====== Material for this exercise

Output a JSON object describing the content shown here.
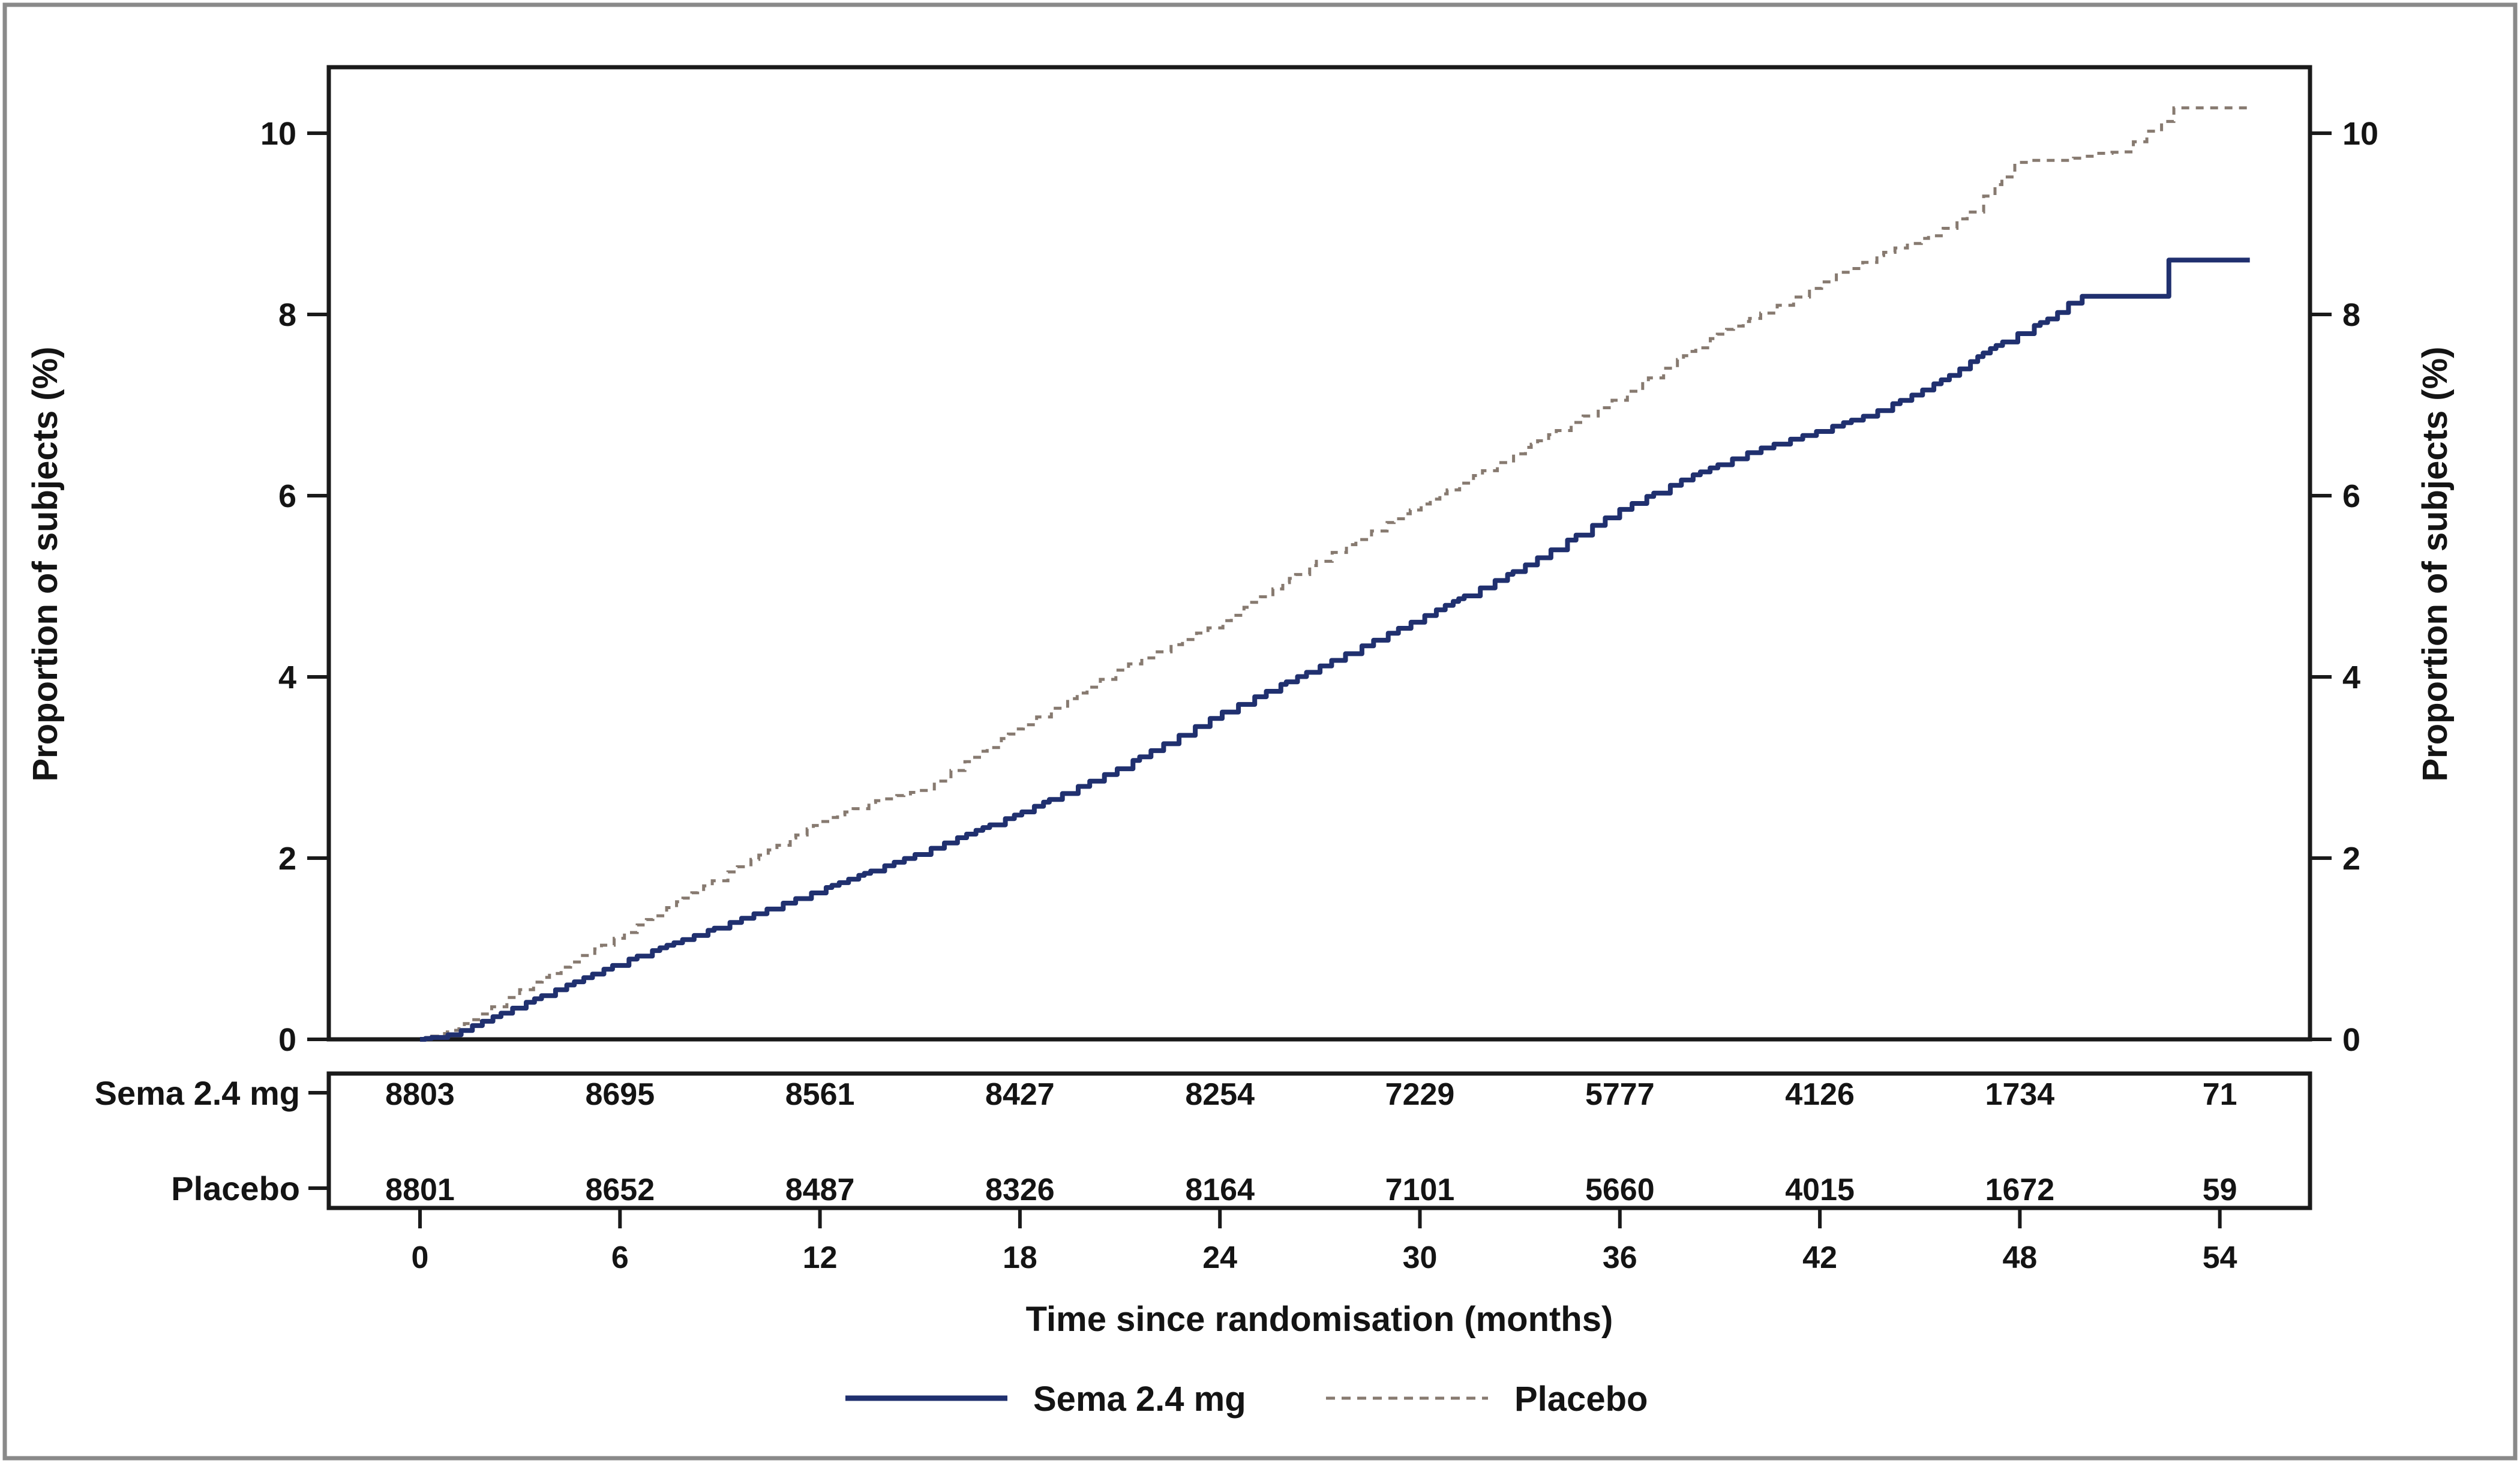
{
  "chart": {
    "x_axis": {
      "title": "Time since randomisation (months)",
      "ticks": [
        0,
        6,
        12,
        18,
        24,
        30,
        36,
        42,
        48,
        54
      ]
    },
    "y_axis": {
      "title": "Proportion of subjects (%)",
      "ticks": [
        0,
        2,
        4,
        6,
        8,
        10
      ]
    }
  },
  "chart_data": {
    "type": "line",
    "subtype": "kaplan-meier-step-cumulative-incidence",
    "title": "",
    "xlabel": "Time since randomisation (months)",
    "ylabel": "Proportion of subjects (%)",
    "xlim": [
      -2.7,
      56.5
    ],
    "ylim": [
      0,
      10.7
    ],
    "grid": false,
    "legend_position": "bottom",
    "x_sample_months": [
      0,
      6,
      12,
      18,
      24,
      30,
      36,
      42,
      48,
      54
    ],
    "series": [
      {
        "name": "Sema 2.4 mg",
        "style": "solid",
        "color": "#20306f",
        "values_at_samples": [
          0,
          0.85,
          1.65,
          2.5,
          3.6,
          4.65,
          5.85,
          6.72,
          7.8,
          8.6
        ],
        "end_value": 8.6,
        "anchors": [
          [
            0,
            0
          ],
          [
            1,
            0.06
          ],
          [
            3,
            0.38
          ],
          [
            6,
            0.85
          ],
          [
            9,
            1.25
          ],
          [
            12,
            1.65
          ],
          [
            15,
            2.06
          ],
          [
            18,
            2.5
          ],
          [
            21,
            3.0
          ],
          [
            24,
            3.6
          ],
          [
            27,
            4.12
          ],
          [
            30,
            4.65
          ],
          [
            33,
            5.2
          ],
          [
            36,
            5.85
          ],
          [
            38,
            6.2
          ],
          [
            40,
            6.5
          ],
          [
            42,
            6.72
          ],
          [
            43.5,
            6.9
          ],
          [
            45,
            7.15
          ],
          [
            46,
            7.35
          ],
          [
            47,
            7.6
          ],
          [
            48,
            7.8
          ],
          [
            49,
            7.98
          ],
          [
            49.7,
            8.2
          ],
          [
            52.1,
            8.2
          ],
          [
            52.2,
            8.6
          ],
          [
            54.9,
            8.6
          ]
        ]
      },
      {
        "name": "Placebo",
        "style": "dashed",
        "color": "#877a70",
        "values_at_samples": [
          0,
          1.15,
          2.4,
          3.45,
          4.6,
          5.9,
          7.1,
          8.35,
          9.7,
          10.28
        ],
        "end_value": 10.3,
        "anchors": [
          [
            0,
            0
          ],
          [
            1,
            0.1
          ],
          [
            3,
            0.55
          ],
          [
            6,
            1.15
          ],
          [
            9,
            1.8
          ],
          [
            12,
            2.4
          ],
          [
            13.5,
            2.62
          ],
          [
            15,
            2.75
          ],
          [
            18,
            3.45
          ],
          [
            21,
            4.1
          ],
          [
            24,
            4.6
          ],
          [
            27,
            5.3
          ],
          [
            30,
            5.9
          ],
          [
            33,
            6.5
          ],
          [
            36,
            7.1
          ],
          [
            39,
            7.8
          ],
          [
            41,
            8.15
          ],
          [
            42,
            8.35
          ],
          [
            44,
            8.7
          ],
          [
            45.5,
            8.9
          ],
          [
            46.5,
            9.15
          ],
          [
            47.3,
            9.45
          ],
          [
            47.9,
            9.7
          ],
          [
            49.3,
            9.7
          ],
          [
            50.3,
            9.78
          ],
          [
            51.3,
            9.8
          ],
          [
            51.5,
            10.0
          ],
          [
            52.2,
            10.05
          ],
          [
            52.35,
            10.28
          ],
          [
            55.0,
            10.28
          ]
        ]
      }
    ]
  },
  "risk_table": {
    "rows": [
      {
        "label": "Sema 2.4 mg",
        "counts": [
          8803,
          8695,
          8561,
          8427,
          8254,
          7229,
          5777,
          4126,
          1734,
          71
        ]
      },
      {
        "label": "Placebo",
        "counts": [
          8801,
          8652,
          8487,
          8326,
          8164,
          7101,
          5660,
          4015,
          1672,
          59
        ]
      }
    ]
  },
  "legend": {
    "items": [
      {
        "label": "Sema 2.4 mg",
        "style": "solid",
        "color": "#20306f"
      },
      {
        "label": "Placebo",
        "style": "dashed",
        "color": "#877a70"
      }
    ]
  },
  "colors": {
    "sema": "#20306f",
    "placebo": "#877a70",
    "text": "#141414",
    "plot_border": "#1a1a1a",
    "outer_frame": "#8a8a8a",
    "background": "#ffffff"
  }
}
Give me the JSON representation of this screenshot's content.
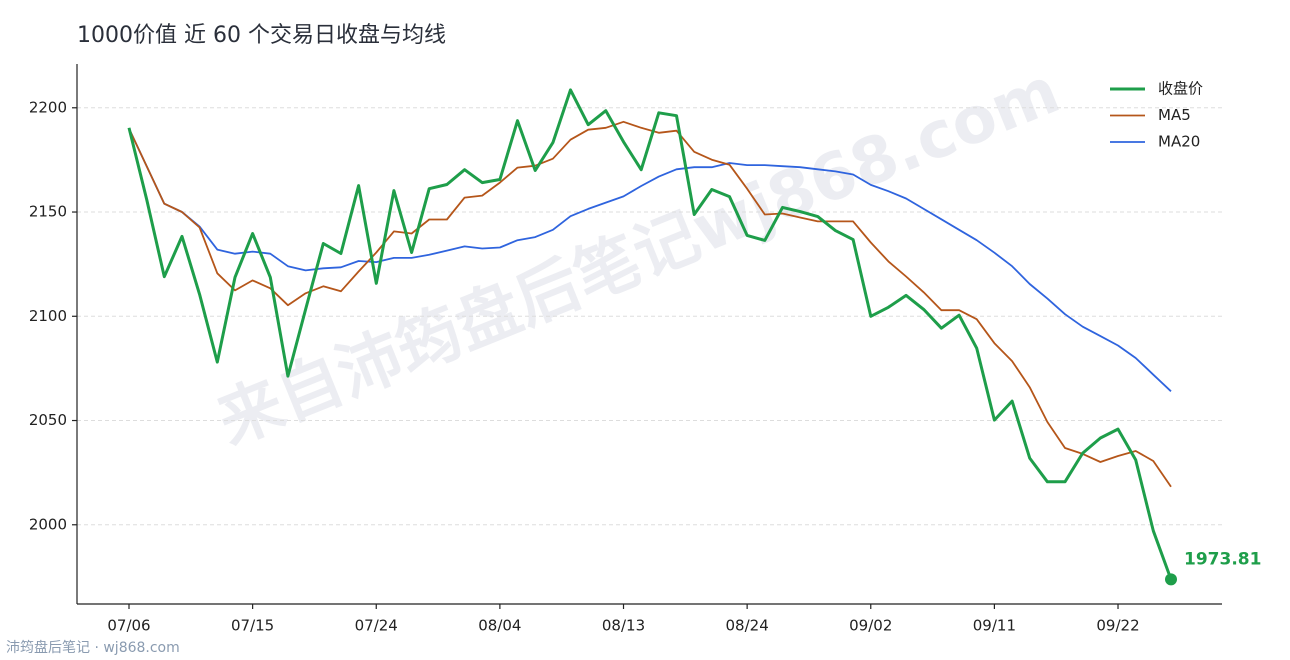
{
  "chart_data": {
    "type": "line",
    "title": "1000价值 近 60 个交易日收盘与均线",
    "watermark": "来自沛筠盘后笔记wj868.com",
    "footer": "沛筠盘后笔记 · wj868.com",
    "categories": [
      "07/06",
      null,
      null,
      null,
      null,
      null,
      null,
      "07/15",
      null,
      null,
      null,
      null,
      null,
      null,
      "07/24",
      null,
      null,
      null,
      null,
      null,
      null,
      "08/04",
      null,
      null,
      null,
      null,
      null,
      null,
      "08/13",
      null,
      null,
      null,
      null,
      null,
      null,
      "08/24",
      null,
      null,
      null,
      null,
      null,
      null,
      "09/02",
      null,
      null,
      null,
      null,
      null,
      null,
      "09/11",
      null,
      null,
      null,
      null,
      null,
      null,
      "09/22",
      null,
      null,
      null
    ],
    "series": [
      {
        "name": "收盘价",
        "color": "#1e9e4a",
        "values": [
          2190.4,
          2156,
          2119,
          2138.3,
          2110.5,
          2078,
          2118.7,
          2139.7,
          2118.7,
          2071.3,
          2103.3,
          2134.9,
          2130.1,
          2162.7,
          2115.8,
          2160.3,
          2130.6,
          2161.2,
          2163.2,
          2170.3,
          2164.1,
          2165.6,
          2193.8,
          2169.9,
          2183.3,
          2208.6,
          2191.9,
          2198.6,
          2183.7,
          2170.3,
          2197.6,
          2196.2,
          2148.8,
          2160.8,
          2157.4,
          2138.8,
          2136.4,
          2152.2,
          2150.2,
          2147.8,
          2141.1,
          2136.8,
          2100,
          2104.3,
          2110,
          2103.3,
          2094.3,
          2100.5,
          2084.7,
          2050.2,
          2059.3,
          2032,
          2020.6,
          2020.6,
          2034.4,
          2041.6,
          2045.9,
          2031.1,
          1997.1,
          1973.81
        ]
      },
      {
        "name": "MA5",
        "color": "#b5561a",
        "values": [
          2190,
          2172,
          2154,
          2150,
          2142.6,
          2120.6,
          2112.4,
          2117.2,
          2113.4,
          2105.3,
          2111,
          2114.4,
          2112,
          2121.5,
          2130.6,
          2140.7,
          2139.7,
          2146.4,
          2146.4,
          2156.9,
          2157.9,
          2164.1,
          2171.3,
          2172.2,
          2175.6,
          2184.7,
          2189.5,
          2190.4,
          2193.3,
          2190.4,
          2188,
          2189,
          2178.9,
          2175.1,
          2172.7,
          2161.2,
          2148.8,
          2149.3,
          2147.4,
          2145.5,
          2145.5,
          2145.5,
          2135.4,
          2126.3,
          2119.1,
          2111.5,
          2102.9,
          2102.9,
          2098.6,
          2087.1,
          2078.5,
          2066,
          2049.3,
          2036.8,
          2034,
          2030.1,
          2033,
          2035.4,
          2030.6,
          2018.2
        ]
      },
      {
        "name": "MA20",
        "color": "#2f64de",
        "values": [
          2190,
          2172,
          2154,
          2150,
          2143,
          2132,
          2130,
          2131,
          2130,
          2124,
          2122,
          2123,
          2123.5,
          2126.5,
          2126,
          2128,
          2128,
          2129.5,
          2131.5,
          2133.5,
          2132.5,
          2133,
          2136.5,
          2138,
          2141.5,
          2148,
          2151.5,
          2154.5,
          2157.5,
          2162.5,
          2167,
          2170.5,
          2171.5,
          2171.5,
          2173.5,
          2172.5,
          2172.5,
          2172,
          2171.5,
          2170.5,
          2169.5,
          2168,
          2163,
          2160,
          2156.5,
          2151.5,
          2146.5,
          2141.5,
          2136.5,
          2130.5,
          2124,
          2115.5,
          2108.5,
          2101,
          2095,
          2090.5,
          2086,
          2080,
          2072,
          2064
        ]
      }
    ],
    "ylim": [
      1962,
      2221
    ],
    "yticks": [
      2000,
      2050,
      2100,
      2150,
      2200
    ],
    "grid": true,
    "legend": "upper right"
  }
}
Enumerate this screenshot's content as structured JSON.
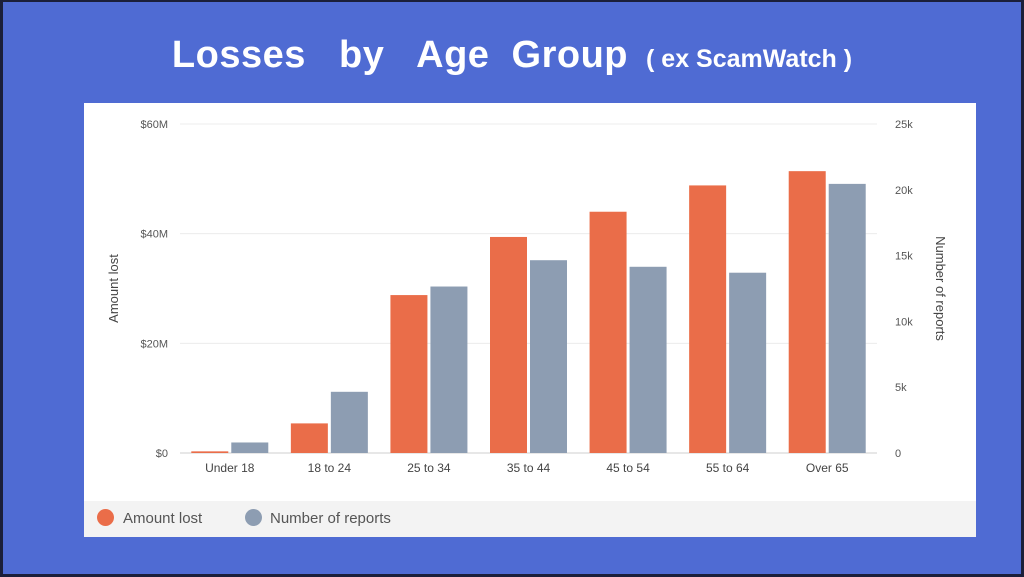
{
  "title": {
    "main": "Losses   by   Age  Group",
    "sub": "( ex ScamWatch )"
  },
  "chart_data": {
    "type": "bar",
    "categories": [
      "Under 18",
      "18 to 24",
      "25 to 34",
      "35 to 44",
      "45 to 54",
      "55 to 64",
      "Over 65"
    ],
    "series": [
      {
        "name": "Amount lost",
        "axis": "left",
        "color": "#ea6d49",
        "values": [
          0.3,
          5.4,
          28.8,
          39.4,
          44.0,
          48.8,
          51.4
        ]
      },
      {
        "name": "Number of reports",
        "axis": "right",
        "color": "#8d9db2",
        "values": [
          800,
          4650,
          12650,
          14650,
          14150,
          13700,
          20450
        ]
      }
    ],
    "y_left": {
      "label": "Amount lost",
      "ticks": [
        "$0",
        "$20M",
        "$40M",
        "$60M"
      ],
      "ylim": [
        0,
        60
      ]
    },
    "y_right": {
      "label": "Number of reports",
      "ticks": [
        "0",
        "5k",
        "10k",
        "15k",
        "20k",
        "25k"
      ],
      "ylim": [
        0,
        25000
      ]
    },
    "grid": true,
    "legend": "bottom-left"
  }
}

============

*Goal*
Read the lines above. Gather those in which the string "randomisation" is found.

*Response to this task*
      "title": "Time since randomisation (months)",
    "xlabel": "Time since randomisation (months)",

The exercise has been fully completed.